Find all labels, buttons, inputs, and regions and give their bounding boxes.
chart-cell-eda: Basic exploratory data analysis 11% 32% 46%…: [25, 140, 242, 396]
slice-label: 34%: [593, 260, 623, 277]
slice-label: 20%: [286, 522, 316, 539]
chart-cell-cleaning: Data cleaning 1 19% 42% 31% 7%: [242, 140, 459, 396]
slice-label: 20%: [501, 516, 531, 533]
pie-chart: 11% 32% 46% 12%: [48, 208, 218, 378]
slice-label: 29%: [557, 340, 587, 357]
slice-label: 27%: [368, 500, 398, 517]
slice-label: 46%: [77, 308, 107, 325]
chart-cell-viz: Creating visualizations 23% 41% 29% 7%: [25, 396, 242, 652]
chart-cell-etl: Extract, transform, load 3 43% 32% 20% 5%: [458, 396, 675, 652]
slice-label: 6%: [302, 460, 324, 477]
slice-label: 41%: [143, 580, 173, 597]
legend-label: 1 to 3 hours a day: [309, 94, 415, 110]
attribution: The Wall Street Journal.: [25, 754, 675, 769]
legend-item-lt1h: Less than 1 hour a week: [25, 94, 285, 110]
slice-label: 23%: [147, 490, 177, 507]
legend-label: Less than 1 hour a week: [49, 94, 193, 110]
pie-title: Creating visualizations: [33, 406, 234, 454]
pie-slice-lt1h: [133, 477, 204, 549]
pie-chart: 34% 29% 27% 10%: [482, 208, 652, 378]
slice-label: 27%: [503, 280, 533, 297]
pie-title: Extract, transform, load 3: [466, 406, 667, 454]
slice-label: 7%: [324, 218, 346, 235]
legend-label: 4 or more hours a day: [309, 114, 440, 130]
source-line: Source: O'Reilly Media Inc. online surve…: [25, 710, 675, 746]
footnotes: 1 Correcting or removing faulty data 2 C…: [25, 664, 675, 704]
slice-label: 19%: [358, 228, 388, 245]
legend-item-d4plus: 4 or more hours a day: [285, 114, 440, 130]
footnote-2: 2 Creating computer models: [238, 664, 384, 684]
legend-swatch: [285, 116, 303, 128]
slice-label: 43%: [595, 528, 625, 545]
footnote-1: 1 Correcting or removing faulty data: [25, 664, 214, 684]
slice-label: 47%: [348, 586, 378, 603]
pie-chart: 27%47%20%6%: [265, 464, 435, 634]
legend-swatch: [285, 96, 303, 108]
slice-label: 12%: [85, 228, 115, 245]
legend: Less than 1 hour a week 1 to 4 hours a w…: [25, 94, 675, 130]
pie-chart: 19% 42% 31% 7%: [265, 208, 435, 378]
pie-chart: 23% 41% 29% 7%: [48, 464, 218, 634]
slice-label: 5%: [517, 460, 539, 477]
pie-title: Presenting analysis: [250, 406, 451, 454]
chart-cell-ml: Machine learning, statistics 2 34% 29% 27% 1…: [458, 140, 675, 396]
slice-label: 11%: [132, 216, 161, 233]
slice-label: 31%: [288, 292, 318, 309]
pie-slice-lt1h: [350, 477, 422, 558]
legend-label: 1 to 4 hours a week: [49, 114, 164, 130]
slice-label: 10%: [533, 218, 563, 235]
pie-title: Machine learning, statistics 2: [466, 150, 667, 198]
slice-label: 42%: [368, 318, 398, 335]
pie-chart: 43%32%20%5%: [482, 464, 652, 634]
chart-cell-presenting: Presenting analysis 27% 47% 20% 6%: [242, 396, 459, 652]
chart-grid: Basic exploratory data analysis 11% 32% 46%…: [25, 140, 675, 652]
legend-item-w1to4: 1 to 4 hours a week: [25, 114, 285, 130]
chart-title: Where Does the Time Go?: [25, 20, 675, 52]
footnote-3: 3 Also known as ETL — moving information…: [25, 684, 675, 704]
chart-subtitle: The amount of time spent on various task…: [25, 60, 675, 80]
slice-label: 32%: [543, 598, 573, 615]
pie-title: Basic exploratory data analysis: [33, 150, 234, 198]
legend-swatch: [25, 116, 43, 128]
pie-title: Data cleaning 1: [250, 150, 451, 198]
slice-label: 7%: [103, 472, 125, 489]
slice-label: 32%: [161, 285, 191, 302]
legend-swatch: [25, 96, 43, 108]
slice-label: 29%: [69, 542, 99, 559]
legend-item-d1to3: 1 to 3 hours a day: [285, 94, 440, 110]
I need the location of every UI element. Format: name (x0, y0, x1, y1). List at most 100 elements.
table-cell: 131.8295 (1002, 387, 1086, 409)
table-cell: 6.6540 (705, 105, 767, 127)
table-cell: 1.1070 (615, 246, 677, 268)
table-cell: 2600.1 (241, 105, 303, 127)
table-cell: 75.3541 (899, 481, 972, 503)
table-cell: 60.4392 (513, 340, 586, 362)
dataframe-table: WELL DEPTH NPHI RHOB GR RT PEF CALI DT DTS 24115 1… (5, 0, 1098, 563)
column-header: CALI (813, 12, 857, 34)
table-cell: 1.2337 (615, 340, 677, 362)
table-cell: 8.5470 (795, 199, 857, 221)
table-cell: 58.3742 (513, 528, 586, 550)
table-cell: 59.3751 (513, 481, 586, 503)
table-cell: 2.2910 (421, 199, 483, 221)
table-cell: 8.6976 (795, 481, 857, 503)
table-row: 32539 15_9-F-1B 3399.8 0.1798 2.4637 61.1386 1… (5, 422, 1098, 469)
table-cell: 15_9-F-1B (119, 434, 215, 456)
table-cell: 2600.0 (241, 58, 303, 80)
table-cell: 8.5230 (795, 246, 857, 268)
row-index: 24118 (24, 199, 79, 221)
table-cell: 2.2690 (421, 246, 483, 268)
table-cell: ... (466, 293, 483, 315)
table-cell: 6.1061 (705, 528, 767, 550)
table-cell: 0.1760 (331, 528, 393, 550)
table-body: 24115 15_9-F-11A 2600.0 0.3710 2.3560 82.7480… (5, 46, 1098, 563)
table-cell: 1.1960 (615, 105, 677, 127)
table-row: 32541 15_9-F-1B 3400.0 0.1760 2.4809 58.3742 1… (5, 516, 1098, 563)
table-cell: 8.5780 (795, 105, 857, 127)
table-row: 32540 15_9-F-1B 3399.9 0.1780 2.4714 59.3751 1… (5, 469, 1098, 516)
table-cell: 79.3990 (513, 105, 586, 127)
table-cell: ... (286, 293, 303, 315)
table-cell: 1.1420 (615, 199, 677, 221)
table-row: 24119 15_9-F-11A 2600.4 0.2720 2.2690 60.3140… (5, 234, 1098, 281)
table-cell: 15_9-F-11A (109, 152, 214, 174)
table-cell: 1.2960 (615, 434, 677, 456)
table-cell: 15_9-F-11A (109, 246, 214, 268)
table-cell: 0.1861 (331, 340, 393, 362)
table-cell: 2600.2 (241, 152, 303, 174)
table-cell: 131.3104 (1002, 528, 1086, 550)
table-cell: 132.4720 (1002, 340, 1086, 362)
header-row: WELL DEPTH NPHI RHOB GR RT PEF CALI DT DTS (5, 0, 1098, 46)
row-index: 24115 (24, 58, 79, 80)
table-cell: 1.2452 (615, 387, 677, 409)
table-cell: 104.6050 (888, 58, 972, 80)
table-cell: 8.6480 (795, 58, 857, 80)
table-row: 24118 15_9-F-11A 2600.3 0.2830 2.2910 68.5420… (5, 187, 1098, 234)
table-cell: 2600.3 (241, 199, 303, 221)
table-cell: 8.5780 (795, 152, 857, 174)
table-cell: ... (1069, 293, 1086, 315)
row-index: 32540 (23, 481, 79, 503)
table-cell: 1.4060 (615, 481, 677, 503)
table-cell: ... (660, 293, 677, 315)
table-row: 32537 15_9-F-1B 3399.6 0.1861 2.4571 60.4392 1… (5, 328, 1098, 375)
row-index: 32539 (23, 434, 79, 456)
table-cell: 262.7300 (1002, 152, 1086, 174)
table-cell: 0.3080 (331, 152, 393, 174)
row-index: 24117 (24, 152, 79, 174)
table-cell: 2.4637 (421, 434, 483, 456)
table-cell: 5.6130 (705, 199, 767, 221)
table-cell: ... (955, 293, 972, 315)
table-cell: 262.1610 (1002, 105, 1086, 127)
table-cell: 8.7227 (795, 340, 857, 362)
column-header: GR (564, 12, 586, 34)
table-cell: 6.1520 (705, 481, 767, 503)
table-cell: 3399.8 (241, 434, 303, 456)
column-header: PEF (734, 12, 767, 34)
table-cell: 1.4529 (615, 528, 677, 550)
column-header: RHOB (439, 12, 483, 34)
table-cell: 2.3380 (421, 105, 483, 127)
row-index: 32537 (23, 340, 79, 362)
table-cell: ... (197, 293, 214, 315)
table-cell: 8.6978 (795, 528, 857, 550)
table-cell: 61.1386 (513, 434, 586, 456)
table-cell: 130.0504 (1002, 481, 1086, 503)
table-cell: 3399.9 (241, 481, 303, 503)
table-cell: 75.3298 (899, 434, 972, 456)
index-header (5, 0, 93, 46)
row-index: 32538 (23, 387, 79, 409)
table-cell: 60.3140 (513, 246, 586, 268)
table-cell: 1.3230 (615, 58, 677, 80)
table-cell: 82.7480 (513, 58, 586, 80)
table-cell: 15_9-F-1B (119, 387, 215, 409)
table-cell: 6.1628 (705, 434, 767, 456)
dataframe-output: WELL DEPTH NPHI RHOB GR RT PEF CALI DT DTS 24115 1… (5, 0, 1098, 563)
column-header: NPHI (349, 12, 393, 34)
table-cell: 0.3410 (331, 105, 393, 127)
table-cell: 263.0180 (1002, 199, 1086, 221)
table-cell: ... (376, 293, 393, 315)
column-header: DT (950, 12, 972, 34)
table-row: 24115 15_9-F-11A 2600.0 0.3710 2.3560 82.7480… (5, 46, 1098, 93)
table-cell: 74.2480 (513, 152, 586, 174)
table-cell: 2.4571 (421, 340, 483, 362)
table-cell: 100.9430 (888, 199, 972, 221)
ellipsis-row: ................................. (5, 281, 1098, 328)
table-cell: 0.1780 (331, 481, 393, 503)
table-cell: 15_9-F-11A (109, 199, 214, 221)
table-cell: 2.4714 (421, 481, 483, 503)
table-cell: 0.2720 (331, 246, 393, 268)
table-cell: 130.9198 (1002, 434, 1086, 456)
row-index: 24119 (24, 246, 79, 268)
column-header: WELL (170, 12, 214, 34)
_ _ _ _ _ _ _
§ Trabajo requerido: Reproduce sin cambios las líneas de los datos de arriba, empezando por la primera y terminando después de la línea que contiene "legend-label: Less than", ambas incluidas.

§ Respuesta escrita:
Find all labels, buttons, inputs, and regions and give their bounding boxes.
chart-cell-eda: Basic exploratory data analysis 11% 32% 46%…: [25, 140, 242, 396]
slice-label: 34%: [593, 260, 623, 277]
slice-label: 20%: [286, 522, 316, 539]
chart-cell-cleaning: Data cleaning 1 19% 42% 31% 7%: [242, 140, 459, 396]
slice-label: 20%: [501, 516, 531, 533]
pie-chart: 11% 32% 46% 12%: [48, 208, 218, 378]
slice-label: 29%: [557, 340, 587, 357]
slice-label: 27%: [368, 500, 398, 517]
slice-label: 46%: [77, 308, 107, 325]
chart-cell-viz: Creating visualizations 23% 41% 29% 7%: [25, 396, 242, 652]
chart-cell-etl: Extract, transform, load 3 43% 32% 20% 5%: [458, 396, 675, 652]
slice-label: 6%: [302, 460, 324, 477]
slice-label: 41%: [143, 580, 173, 597]
legend-label: 1 to 3 hours a day: [309, 94, 415, 110]
attribution: The Wall Street Journal.: [25, 754, 675, 769]
legend-item-lt1h: Less than 1 hour a week: [25, 94, 285, 110]
slice-label: 23%: [147, 490, 177, 507]
legend-label: Less than 1 hour a week: [49, 94, 193, 110]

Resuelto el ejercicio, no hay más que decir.